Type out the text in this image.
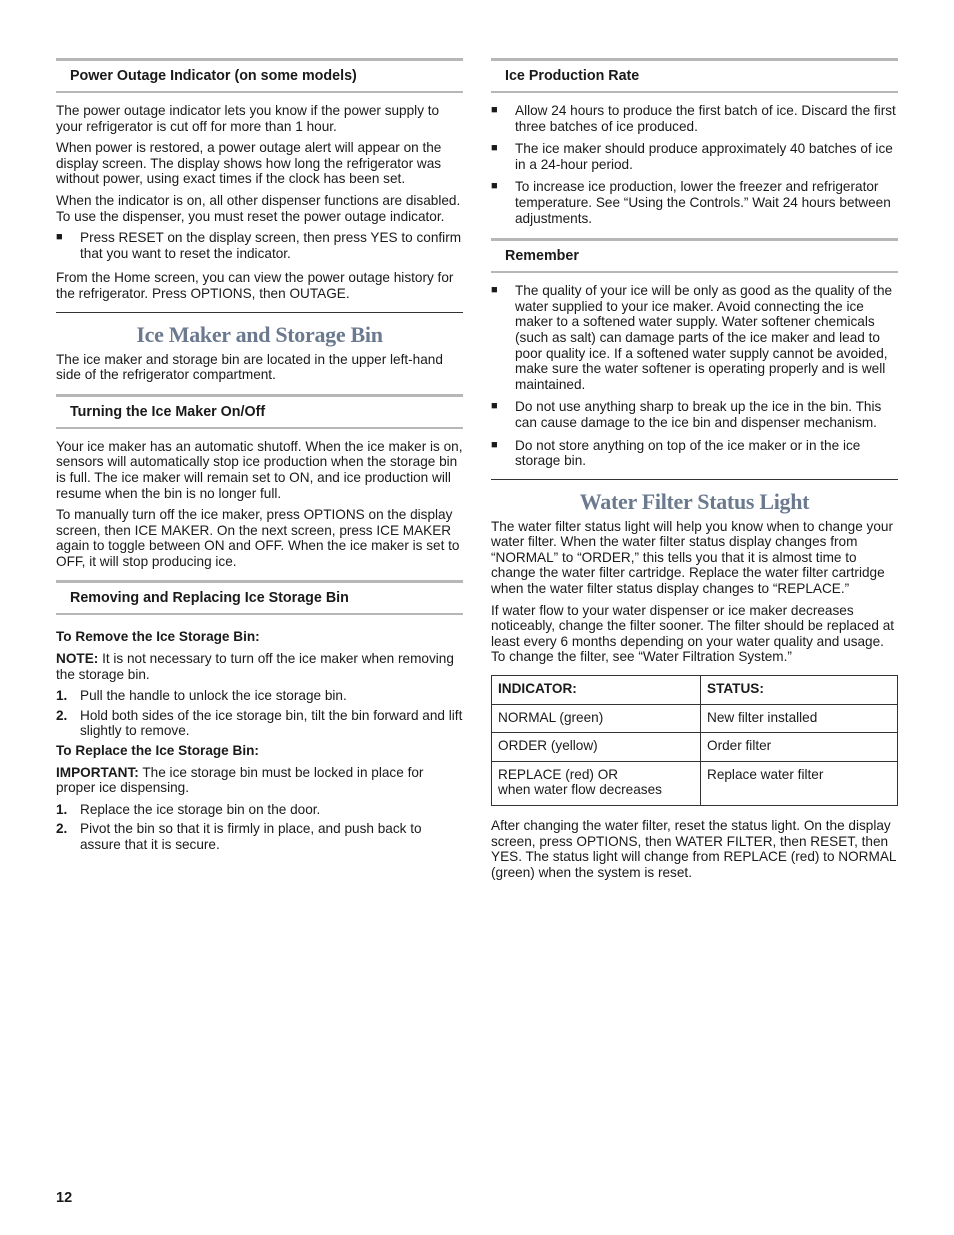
Power Outage Indicator (on some models)

The power outage indicator lets you know if the power supply to your refrigerator is cut off for more than 1 hour.

When power is restored, a power outage alert will appear on the display screen. The display shows how long the refrigerator was without power, using exact times if the clock has been set.

When the indicator is on, all other dispenser functions are disabled. To use the dispenser, you must reset the power outage indicator.

■ Press RESET on the display screen, then press YES to confirm that you want to reset the indicator.

From the Home screen, you can view the power outage history for the refrigerator. Press OPTIONS, then OUTAGE.

Ice Maker and Storage Bin

The ice maker and storage bin are located in the upper left-hand side of the refrigerator compartment.

Turning the Ice Maker On/Off

Your ice maker has an automatic shutoff. When the ice maker is on, sensors will automatically stop ice production when the storage bin is full. The ice maker will remain set to ON, and ice production will resume when the bin is no longer full.

To manually turn off the ice maker, press OPTIONS on the display screen, then ICE MAKER. On the next screen, press ICE MAKER again to toggle between ON and OFF. When the ice maker is set to OFF, it will stop producing ice.

Removing and Replacing Ice Storage Bin

To Remove the Ice Storage Bin:

NOTE: It is not necessary to turn off the ice maker when removing the storage bin.

1. Pull the handle to unlock the ice storage bin.
2. Hold both sides of the ice storage bin, tilt the bin forward and lift slightly to remove.

To Replace the Ice Storage Bin:

IMPORTANT: The ice storage bin must be locked in place for proper ice dispensing.

1. Replace the ice storage bin on the door.
2. Pivot the bin so that it is firmly in place, and push back to assure that it is secure.
Ice Production Rate
■ Allow 24 hours to produce the first batch of ice. Discard the first three batches of ice produced.
■ The ice maker should produce approximately 40 batches of ice in a 24-hour period.
■ To increase ice production, lower the freezer and refrigerator temperature. See “Using the Controls.” Wait 24 hours between adjustments.
Remember
■ The quality of your ice will be only as good as the quality of the water supplied to your ice maker. Avoid connecting the ice maker to a softened water supply. Water softener chemicals (such as salt) can damage parts of the ice maker and lead to poor quality ice. If a softened water supply cannot be avoided, make sure the water softener is operating properly and is well maintained.
■ Do not use anything sharp to break up the ice in the bin. This can cause damage to the ice bin and dispenser mechanism.
■ Do not store anything on top of the ice maker or in the ice storage bin.
Water Filter Status Light

The water filter status light will help you know when to change your water filter. When the water filter status display changes from “NORMAL” to “ORDER,” this tells you that it is almost time to change the water filter cartridge. Replace the water filter cartridge when the water filter status display changes to “REPLACE.”

If water flow to your water dispenser or ice maker decreases noticeably, change the filter sooner. The filter should be replaced at least every 6 months depending on your water quality and usage. To change the filter, see “Water Filtration System.”

INDICATOR:	STATUS:
NORMAL (green)	New filter installed
ORDER (yellow)	Order filter
REPLACE (red) OR
when water flow decreases	Replace water filter

After changing the water filter, reset the status light. On the display screen, press OPTIONS, then WATER FILTER, then RESET, then YES. The status light will change from REPLACE (red) to NORMAL (green) when the system is reset.

12
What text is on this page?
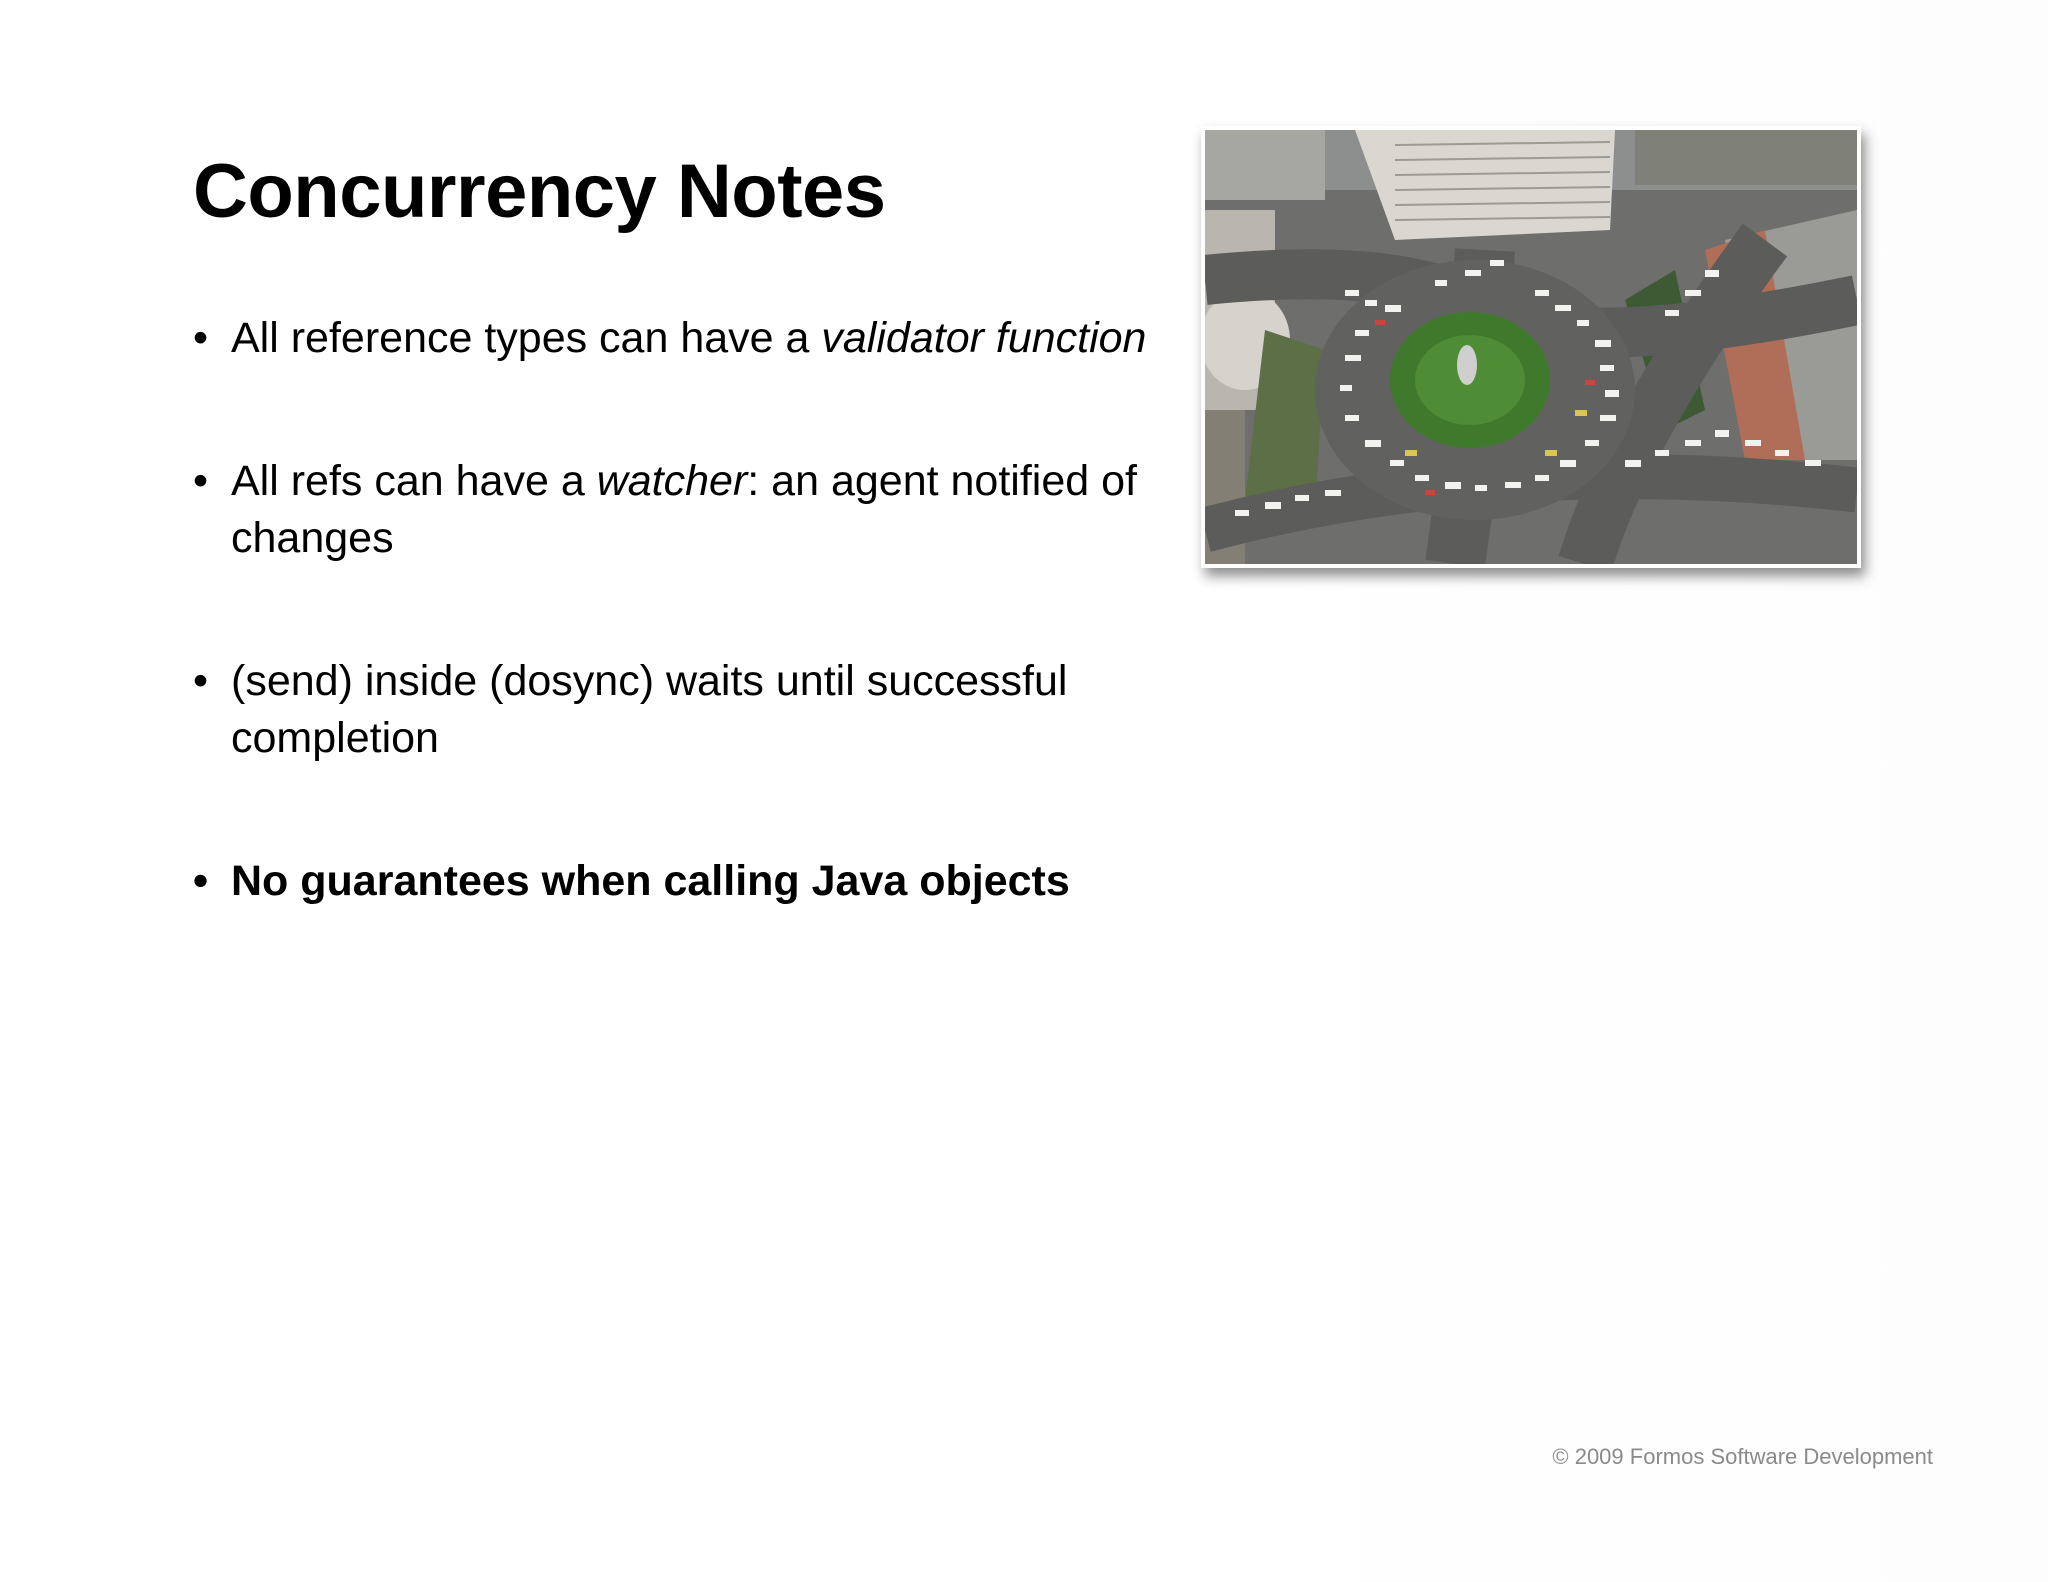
Concurrency Notes
• All reference types can have a validator function
• All refs can have a watcher: an agent notified of changes
• (send) inside (dosync) waits until successful completion
• No guarantees when calling Java objects
© 2009 Formos Software Development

**Your instructions**
Print every entry above again without changing a word, and omit the pictures.

**Problem solution**
Type out the text in this image.
Power Outage Indicator (on some models)

The power outage indicator lets you know if the power supply to your refrigerator is cut off for more than 1 hour.

When power is restored, a power outage alert will appear on the display screen. The display shows how long the refrigerator was without power, using exact times if the clock has been set.

When the indicator is on, all other dispenser functions are disabled. To use the dispenser, you must reset the power outage indicator.

■ Press RESET on the display screen, then press YES to confirm that you want to reset the indicator.

From the Home screen, you can view the power outage history for the refrigerator. Press OPTIONS, then OUTAGE.

Ice Maker and Storage Bin

The ice maker and storage bin are located in the upper left-hand side of the refrigerator compartment.

Turning the Ice Maker On/Off

Your ice maker has an automatic shutoff. When the ice maker is on, sensors will automatically stop ice production when the storage bin is full. The ice maker will remain set to ON, and ice production will resume when the bin is no longer full.

To manually turn off the ice maker, press OPTIONS on the display screen, then ICE MAKER. On the next screen, press ICE MAKER again to toggle between ON and OFF. When the ice maker is set to OFF, it will stop producing ice.

Removing and Replacing Ice Storage Bin

To Remove the Ice Storage Bin:

NOTE: It is not necessary to turn off the ice maker when removing the storage bin.

1. Pull the handle to unlock the ice storage bin.
2. Hold both sides of the ice storage bin, tilt the bin forward and lift slightly to remove.

To Replace the Ice Storage Bin:

IMPORTANT: The ice storage bin must be locked in place for proper ice dispensing.

1. Replace the ice storage bin on the door.
2. Pivot the bin so that it is firmly in place, and push back to assure that it is secure.
Ice Production Rate
■ Allow 24 hours to produce the first batch of ice. Discard the first three batches of ice produced.
■ The ice maker should produce approximately 40 batches of ice in a 24-hour period.
■ To increase ice production, lower the freezer and refrigerator temperature. See “Using the Controls.” Wait 24 hours between adjustments.
Remember
■ The quality of your ice will be only as good as the quality of the water supplied to your ice maker. Avoid connecting the ice maker to a softened water supply. Water softener chemicals (such as salt) can damage parts of the ice maker and lead to poor quality ice. If a softened water supply cannot be avoided, make sure the water softener is operating properly and is well maintained.
■ Do not use anything sharp to break up the ice in the bin. This can cause damage to the ice bin and dispenser mechanism.
■ Do not store anything on top of the ice maker or in the ice storage bin.
Water Filter Status Light

The water filter status light will help you know when to change your water filter. When the water filter status display changes from “NORMAL” to “ORDER,” this tells you that it is almost time to change the water filter cartridge. Replace the water filter cartridge when the water filter status display changes to “REPLACE.”

If water flow to your water dispenser or ice maker decreases noticeably, change the filter sooner. The filter should be replaced at least every 6 months depending on your water quality and usage. To change the filter, see “Water Filtration System.”

INDICATOR:	STATUS:
NORMAL (green)	New filter installed
ORDER (yellow)	Order filter
REPLACE (red) OR
when water flow decreases	Replace water filter

After changing the water filter, reset the status light. On the display screen, press OPTIONS, then WATER FILTER, then RESET, then YES. The status light will change from REPLACE (red) to NORMAL (green) when the system is reset.

12
What text is on this page?
Concurrency Notes
• All reference types can have a validator function
• All refs can have a watcher: an agent notified of changes
• (send) inside (dosync) waits until successful completion
• No guarantees when calling Java objects
© 2009 Formos Software Development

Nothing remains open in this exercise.